(Directions) Locate the string "BMKG" in the listing below. Copy every line where it is found.

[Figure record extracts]
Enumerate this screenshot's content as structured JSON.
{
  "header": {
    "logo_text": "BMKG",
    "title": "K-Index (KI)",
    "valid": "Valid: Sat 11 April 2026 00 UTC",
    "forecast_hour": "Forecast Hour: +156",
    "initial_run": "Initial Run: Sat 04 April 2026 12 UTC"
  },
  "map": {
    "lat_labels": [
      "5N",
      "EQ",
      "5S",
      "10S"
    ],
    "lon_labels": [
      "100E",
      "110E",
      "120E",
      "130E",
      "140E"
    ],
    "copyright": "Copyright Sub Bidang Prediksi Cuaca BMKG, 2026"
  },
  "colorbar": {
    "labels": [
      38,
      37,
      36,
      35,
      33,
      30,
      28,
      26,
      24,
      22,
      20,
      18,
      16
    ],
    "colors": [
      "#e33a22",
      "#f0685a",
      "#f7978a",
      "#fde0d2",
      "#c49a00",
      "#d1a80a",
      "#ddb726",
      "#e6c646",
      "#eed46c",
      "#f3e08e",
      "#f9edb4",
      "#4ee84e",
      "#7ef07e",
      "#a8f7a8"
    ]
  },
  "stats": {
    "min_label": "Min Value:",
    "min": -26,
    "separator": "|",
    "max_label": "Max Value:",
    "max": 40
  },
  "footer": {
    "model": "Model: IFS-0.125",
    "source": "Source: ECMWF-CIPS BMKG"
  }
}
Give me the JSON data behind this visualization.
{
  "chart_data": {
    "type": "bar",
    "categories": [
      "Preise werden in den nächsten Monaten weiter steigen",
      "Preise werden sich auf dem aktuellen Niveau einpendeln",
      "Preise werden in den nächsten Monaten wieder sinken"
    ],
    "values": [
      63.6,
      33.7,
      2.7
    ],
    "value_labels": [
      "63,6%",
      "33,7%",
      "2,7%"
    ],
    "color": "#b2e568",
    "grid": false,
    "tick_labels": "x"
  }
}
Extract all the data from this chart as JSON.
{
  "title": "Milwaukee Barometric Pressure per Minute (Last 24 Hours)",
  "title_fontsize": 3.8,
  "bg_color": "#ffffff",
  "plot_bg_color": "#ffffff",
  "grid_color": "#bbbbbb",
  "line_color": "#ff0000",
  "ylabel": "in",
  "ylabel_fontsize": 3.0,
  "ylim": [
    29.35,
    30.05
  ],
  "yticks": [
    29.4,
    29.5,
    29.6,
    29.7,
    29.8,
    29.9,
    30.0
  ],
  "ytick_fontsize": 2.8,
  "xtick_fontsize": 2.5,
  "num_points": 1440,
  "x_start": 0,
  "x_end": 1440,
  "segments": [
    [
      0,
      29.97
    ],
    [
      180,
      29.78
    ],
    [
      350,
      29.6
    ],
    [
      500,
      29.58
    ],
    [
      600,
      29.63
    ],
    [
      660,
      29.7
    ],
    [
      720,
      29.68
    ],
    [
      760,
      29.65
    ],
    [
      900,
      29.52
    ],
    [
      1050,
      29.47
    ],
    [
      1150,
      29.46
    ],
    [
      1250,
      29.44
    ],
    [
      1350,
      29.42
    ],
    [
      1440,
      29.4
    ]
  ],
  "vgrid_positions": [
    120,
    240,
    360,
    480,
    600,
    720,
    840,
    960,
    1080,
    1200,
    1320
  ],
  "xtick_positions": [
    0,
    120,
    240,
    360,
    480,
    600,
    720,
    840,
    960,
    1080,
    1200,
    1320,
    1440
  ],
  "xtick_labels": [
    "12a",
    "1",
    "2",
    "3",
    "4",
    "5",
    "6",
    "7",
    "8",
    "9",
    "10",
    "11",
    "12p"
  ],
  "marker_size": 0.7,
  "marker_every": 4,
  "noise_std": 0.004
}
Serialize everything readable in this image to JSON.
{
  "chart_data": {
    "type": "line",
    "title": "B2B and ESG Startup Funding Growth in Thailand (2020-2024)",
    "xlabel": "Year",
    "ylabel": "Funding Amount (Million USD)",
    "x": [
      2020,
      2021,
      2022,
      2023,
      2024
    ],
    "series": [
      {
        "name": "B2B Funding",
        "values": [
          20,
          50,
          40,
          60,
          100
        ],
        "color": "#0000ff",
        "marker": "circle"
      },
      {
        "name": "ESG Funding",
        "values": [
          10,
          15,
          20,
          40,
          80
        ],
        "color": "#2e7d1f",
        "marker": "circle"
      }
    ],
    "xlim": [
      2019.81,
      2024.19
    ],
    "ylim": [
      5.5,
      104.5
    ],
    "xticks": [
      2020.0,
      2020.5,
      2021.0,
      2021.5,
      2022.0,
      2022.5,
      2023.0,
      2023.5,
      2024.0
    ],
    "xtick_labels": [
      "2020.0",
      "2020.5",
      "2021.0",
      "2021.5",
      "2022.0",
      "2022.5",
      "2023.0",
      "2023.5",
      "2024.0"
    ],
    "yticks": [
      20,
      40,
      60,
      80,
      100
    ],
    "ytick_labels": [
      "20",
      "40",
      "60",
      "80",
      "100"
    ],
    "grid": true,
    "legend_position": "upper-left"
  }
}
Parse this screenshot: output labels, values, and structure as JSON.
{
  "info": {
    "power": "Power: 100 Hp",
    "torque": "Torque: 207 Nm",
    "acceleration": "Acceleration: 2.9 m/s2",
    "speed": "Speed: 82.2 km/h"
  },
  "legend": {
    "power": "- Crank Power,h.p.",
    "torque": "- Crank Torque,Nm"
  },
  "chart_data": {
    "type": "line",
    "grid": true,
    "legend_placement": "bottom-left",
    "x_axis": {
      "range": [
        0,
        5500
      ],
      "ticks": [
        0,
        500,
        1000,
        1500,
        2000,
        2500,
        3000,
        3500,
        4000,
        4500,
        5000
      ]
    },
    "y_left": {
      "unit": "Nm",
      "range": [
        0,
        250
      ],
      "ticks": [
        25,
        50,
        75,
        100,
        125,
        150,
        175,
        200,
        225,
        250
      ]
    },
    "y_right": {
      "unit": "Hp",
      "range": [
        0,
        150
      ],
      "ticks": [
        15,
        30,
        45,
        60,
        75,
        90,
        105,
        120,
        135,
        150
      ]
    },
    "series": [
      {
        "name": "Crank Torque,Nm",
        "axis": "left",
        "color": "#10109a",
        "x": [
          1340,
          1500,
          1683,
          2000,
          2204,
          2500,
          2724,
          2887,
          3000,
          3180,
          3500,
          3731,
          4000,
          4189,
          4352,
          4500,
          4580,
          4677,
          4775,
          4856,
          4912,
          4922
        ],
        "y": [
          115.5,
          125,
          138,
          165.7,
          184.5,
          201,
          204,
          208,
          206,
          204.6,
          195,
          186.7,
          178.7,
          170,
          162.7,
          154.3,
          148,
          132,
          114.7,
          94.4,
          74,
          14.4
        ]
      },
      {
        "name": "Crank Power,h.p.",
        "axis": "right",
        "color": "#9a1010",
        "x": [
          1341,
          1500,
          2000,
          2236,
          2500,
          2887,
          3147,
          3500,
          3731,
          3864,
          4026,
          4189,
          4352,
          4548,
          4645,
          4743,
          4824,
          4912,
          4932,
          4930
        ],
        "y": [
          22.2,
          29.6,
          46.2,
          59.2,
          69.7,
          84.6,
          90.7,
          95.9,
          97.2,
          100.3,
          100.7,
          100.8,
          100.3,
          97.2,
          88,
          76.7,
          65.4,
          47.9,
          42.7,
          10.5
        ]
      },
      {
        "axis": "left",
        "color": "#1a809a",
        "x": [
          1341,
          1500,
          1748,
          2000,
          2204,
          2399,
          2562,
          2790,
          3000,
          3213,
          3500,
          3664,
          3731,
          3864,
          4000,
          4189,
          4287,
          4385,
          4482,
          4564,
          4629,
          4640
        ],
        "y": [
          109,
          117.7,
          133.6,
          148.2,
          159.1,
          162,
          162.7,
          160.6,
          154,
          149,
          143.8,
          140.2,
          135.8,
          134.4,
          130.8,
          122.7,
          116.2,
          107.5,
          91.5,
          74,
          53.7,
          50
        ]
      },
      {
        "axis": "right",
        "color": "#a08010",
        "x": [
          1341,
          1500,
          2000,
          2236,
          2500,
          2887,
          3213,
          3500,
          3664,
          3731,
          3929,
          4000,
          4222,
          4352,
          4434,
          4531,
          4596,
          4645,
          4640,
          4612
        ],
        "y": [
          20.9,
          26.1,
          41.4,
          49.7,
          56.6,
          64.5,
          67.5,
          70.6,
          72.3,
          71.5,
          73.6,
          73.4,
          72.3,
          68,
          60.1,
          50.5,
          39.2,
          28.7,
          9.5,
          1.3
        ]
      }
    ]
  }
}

(Answer to this exercise)
    "logo_text": "BMKG",
    "copyright": "Copyright Sub Bidang Prediksi Cuaca BMKG, 2026"
    "source": "Source: ECMWF-CIPS BMKG"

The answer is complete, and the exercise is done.